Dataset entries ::
# # # # # # #

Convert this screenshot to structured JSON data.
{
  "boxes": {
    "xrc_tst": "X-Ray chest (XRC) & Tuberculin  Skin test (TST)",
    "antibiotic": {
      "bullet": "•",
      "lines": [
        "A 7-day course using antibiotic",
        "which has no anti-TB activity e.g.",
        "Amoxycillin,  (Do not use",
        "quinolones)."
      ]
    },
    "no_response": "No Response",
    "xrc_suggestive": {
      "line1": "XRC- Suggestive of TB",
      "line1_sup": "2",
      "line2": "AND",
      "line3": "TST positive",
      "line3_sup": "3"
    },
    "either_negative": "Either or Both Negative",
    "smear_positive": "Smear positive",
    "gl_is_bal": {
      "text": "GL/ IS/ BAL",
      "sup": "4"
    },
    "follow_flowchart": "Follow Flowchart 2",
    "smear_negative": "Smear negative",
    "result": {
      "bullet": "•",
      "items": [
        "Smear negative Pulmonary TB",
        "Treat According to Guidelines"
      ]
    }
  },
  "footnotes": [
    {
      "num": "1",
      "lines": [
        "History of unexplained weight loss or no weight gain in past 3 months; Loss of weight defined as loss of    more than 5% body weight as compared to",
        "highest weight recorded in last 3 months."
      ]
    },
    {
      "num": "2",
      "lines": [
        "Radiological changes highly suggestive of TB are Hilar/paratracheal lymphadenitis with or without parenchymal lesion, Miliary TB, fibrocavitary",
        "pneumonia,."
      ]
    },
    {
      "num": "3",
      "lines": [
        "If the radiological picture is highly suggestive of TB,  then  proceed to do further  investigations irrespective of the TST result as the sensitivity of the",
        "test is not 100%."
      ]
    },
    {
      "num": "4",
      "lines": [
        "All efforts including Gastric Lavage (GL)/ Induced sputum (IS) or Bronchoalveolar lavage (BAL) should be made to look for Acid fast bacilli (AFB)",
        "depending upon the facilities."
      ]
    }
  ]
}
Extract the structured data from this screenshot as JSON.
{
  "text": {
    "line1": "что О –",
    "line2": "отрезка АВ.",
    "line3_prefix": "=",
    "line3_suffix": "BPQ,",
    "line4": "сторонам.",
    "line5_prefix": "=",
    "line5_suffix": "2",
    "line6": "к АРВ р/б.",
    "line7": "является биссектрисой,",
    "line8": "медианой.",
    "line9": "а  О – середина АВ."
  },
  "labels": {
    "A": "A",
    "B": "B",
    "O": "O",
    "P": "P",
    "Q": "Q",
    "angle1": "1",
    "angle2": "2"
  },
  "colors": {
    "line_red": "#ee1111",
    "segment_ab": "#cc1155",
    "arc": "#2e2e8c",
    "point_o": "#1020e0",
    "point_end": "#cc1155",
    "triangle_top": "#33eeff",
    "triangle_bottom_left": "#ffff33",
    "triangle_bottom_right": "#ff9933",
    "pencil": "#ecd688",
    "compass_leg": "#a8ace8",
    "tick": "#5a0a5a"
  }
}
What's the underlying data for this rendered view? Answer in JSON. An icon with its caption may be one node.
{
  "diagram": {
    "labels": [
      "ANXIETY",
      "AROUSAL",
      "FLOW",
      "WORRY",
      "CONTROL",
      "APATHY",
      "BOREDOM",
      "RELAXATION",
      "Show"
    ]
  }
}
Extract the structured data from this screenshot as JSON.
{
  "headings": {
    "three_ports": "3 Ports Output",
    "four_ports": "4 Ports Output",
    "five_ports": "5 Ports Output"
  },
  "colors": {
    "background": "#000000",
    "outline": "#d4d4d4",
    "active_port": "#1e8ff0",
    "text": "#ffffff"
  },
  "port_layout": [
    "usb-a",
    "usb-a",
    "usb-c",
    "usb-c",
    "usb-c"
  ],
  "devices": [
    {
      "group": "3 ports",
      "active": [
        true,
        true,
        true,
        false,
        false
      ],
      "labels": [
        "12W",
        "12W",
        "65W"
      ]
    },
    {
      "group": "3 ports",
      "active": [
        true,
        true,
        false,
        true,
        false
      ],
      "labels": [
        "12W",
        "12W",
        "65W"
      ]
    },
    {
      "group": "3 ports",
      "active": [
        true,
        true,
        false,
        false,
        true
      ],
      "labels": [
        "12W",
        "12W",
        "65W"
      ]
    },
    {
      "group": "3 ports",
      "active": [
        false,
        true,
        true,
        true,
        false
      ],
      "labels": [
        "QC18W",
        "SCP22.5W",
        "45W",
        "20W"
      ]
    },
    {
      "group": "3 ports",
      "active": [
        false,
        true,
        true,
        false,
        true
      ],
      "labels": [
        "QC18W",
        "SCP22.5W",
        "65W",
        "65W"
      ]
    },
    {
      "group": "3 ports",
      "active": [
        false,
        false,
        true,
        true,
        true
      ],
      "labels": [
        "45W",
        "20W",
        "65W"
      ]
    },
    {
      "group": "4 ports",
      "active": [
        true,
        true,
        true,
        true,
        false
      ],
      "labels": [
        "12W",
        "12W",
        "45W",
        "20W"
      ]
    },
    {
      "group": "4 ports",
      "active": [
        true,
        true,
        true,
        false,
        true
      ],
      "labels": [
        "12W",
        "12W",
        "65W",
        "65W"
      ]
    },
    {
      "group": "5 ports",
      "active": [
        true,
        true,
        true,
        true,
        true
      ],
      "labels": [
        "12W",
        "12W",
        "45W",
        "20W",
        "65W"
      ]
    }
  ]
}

# # # # # # #

Task objective :: Tally up how many lines in the preceding listing contain the word "weight". Give nothing but the number.

Finished answer :: 2